>> start Data entries
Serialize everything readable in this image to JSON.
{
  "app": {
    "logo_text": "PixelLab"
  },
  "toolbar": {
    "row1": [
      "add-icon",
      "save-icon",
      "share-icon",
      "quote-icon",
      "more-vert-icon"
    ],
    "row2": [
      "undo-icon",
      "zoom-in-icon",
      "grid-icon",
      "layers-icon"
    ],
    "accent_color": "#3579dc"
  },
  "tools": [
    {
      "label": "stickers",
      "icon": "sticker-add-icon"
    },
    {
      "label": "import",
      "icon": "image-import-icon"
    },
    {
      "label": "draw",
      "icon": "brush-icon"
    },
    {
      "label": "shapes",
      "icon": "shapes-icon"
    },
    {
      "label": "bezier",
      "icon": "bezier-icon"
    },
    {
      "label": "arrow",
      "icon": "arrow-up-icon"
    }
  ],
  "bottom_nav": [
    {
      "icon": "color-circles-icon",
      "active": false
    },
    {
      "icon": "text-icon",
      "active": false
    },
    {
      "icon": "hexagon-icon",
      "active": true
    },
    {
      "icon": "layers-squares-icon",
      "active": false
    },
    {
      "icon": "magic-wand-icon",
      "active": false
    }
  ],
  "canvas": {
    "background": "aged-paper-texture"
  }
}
>> end Data entries
Your instructions:
Lines that include the word "label" — how many are there in the data? Answer with the number alone.

Solution to the exercise:
6